* RECORD EXCERPTS *
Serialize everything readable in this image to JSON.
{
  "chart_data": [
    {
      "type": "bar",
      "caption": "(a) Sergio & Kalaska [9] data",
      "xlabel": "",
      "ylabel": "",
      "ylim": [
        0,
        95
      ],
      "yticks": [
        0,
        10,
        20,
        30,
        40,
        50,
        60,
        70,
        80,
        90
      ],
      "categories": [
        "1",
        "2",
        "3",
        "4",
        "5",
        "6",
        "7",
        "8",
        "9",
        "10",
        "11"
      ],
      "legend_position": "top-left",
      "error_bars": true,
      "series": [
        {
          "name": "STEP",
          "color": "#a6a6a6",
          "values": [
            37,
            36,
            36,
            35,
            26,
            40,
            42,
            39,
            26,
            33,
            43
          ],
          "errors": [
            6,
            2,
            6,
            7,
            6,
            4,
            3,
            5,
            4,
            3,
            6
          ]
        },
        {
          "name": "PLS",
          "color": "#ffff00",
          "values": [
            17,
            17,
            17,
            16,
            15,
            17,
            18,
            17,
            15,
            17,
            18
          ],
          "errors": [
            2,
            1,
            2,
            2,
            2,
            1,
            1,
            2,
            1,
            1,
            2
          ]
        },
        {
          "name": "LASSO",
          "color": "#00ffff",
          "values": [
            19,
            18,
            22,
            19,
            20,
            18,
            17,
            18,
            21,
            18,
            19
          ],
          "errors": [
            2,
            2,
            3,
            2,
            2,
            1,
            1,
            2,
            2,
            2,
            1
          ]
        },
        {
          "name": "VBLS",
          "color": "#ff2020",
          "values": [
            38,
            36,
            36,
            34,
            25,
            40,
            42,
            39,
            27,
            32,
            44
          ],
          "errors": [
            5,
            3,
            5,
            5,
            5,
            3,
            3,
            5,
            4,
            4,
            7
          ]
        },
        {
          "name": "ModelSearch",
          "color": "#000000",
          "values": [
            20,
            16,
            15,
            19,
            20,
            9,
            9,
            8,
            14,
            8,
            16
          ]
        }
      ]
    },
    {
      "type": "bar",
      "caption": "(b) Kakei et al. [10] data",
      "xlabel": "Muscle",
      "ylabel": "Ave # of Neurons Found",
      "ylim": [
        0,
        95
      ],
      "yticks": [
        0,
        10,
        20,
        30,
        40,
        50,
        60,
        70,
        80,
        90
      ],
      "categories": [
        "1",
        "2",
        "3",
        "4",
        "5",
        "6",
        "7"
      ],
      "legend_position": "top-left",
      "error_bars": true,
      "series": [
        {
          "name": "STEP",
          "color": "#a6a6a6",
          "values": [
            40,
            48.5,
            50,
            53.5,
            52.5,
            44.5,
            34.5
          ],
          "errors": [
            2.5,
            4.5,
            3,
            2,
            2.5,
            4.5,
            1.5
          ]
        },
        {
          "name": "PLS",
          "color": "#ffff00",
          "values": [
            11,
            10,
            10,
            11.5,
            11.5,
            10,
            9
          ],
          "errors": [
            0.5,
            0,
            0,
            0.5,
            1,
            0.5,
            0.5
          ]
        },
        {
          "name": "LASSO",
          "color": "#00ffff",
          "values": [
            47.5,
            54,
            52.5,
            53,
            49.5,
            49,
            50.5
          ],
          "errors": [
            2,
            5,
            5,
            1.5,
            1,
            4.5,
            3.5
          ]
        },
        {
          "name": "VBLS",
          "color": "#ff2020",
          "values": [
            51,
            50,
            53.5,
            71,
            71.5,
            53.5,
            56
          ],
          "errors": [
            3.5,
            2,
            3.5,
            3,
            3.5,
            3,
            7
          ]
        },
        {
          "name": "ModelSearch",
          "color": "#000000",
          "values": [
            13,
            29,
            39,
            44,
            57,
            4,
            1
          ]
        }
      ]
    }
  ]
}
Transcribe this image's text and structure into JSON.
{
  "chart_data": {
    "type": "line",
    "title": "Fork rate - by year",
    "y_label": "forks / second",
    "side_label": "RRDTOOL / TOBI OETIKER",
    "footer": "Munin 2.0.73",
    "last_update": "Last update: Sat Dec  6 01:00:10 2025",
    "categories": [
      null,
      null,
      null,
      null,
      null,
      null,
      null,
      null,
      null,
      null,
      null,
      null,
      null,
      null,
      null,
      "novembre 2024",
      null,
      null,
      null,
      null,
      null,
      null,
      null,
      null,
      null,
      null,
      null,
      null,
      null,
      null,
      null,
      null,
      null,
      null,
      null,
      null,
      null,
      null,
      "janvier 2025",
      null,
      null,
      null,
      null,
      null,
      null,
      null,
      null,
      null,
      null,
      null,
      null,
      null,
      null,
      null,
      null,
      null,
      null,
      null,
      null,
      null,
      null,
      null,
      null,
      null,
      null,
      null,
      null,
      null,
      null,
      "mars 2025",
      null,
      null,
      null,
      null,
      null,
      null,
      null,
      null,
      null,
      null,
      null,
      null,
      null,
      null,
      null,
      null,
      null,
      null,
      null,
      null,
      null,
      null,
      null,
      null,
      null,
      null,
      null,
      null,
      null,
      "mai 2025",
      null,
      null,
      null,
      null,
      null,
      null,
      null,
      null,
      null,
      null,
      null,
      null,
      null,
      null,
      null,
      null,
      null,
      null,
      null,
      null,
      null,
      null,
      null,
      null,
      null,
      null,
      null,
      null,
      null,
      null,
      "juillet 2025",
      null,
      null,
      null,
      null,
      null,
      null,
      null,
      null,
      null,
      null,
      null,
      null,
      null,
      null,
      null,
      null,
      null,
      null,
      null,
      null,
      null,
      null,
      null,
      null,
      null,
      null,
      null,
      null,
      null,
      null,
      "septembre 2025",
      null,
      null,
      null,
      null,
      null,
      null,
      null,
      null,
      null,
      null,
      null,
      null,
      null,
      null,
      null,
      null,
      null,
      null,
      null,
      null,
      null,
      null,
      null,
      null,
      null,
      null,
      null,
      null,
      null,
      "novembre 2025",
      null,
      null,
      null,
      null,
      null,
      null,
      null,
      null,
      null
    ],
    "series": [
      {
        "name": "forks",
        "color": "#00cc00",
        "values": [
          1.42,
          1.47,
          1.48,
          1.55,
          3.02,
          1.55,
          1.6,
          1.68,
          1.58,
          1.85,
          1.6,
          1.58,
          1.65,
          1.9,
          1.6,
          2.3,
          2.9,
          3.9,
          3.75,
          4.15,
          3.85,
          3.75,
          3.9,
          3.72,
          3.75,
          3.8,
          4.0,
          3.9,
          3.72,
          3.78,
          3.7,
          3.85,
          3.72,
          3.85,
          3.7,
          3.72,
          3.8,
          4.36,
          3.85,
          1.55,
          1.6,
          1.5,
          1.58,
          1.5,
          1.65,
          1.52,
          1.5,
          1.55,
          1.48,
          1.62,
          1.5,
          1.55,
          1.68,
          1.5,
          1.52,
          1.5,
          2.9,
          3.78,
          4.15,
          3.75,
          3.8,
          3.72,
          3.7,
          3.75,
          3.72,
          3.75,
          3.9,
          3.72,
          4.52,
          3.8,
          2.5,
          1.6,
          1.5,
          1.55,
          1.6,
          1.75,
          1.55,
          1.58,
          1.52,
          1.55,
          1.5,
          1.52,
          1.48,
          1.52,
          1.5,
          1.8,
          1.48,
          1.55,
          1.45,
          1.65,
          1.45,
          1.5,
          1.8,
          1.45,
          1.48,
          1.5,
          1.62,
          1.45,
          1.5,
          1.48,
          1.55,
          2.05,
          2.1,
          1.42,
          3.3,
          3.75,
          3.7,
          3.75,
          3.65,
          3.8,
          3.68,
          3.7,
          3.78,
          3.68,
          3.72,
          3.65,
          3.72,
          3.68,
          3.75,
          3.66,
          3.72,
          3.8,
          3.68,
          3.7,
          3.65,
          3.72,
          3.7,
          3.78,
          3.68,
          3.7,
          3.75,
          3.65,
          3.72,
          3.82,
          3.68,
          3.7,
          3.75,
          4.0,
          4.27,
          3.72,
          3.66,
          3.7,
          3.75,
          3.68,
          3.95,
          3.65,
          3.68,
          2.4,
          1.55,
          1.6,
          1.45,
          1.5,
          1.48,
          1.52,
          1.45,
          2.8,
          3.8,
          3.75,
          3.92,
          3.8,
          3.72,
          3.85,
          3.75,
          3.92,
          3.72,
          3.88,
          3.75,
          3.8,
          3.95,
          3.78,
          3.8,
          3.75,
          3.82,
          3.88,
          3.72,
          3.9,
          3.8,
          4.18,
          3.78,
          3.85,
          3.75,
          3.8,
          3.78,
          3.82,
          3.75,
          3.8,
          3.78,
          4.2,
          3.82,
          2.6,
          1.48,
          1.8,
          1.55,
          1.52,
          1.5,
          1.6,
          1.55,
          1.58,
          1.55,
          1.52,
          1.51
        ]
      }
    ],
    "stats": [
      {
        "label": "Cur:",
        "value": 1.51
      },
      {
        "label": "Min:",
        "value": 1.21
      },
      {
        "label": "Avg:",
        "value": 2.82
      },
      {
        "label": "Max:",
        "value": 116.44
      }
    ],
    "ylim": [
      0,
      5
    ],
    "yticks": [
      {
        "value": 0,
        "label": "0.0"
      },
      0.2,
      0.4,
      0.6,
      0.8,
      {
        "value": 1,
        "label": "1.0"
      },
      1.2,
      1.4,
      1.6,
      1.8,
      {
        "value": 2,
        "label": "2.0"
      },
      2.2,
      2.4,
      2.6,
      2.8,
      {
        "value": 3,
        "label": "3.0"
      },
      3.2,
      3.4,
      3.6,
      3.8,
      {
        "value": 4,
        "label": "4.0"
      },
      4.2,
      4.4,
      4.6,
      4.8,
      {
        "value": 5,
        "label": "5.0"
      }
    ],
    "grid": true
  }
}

* AIM *
Search the lines above for the string "caption" and copy each line that has it.

* ANSWER *
      "caption": "(a) Sergio & Kalaska [9] data",
      "caption": "(b) Kakei et al. [10] data",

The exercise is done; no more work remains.